TO BE DONE:
Reproduce all the material exactly, minus any pictures it holds.

-- BEGIN --

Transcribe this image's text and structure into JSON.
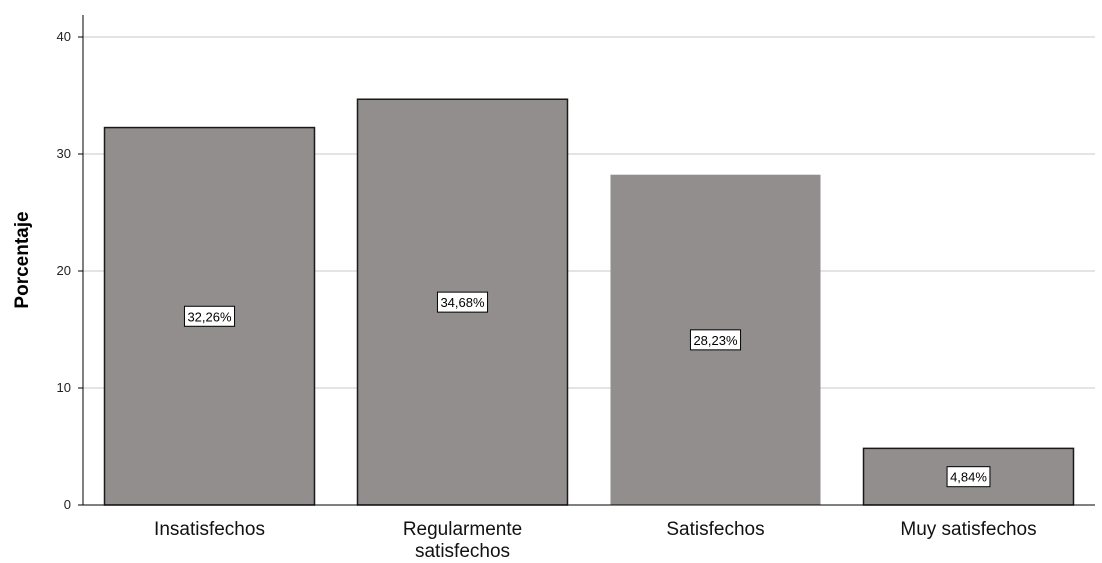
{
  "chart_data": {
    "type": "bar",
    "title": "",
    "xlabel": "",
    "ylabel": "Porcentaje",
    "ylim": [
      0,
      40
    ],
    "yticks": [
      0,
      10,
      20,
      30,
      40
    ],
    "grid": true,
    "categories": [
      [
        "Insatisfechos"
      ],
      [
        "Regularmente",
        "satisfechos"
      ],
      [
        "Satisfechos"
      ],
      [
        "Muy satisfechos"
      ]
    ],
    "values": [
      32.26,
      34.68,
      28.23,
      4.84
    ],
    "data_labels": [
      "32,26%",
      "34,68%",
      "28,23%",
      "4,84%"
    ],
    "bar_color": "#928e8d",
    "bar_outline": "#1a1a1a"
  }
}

-- END --

SOLUTION FOR THIS EXERCISE:
Transcribe this image's text and structure into JSON.
{
  "chart_data": {
    "type": "bar",
    "title": "",
    "xlabel": "",
    "ylabel": "Porcentaje",
    "ylim": [
      0,
      40
    ],
    "yticks": [
      0,
      10,
      20,
      30,
      40
    ],
    "grid": true,
    "categories": [
      [
        "Insatisfechos"
      ],
      [
        "Regularmente",
        "satisfechos"
      ],
      [
        "Satisfechos"
      ],
      [
        "Muy satisfechos"
      ]
    ],
    "values": [
      32.26,
      34.68,
      28.23,
      4.84
    ],
    "data_labels": [
      "32,26%",
      "34,68%",
      "28,23%",
      "4,84%"
    ],
    "bar_color": "#928e8d",
    "bar_outline": "#1a1a1a"
  }
}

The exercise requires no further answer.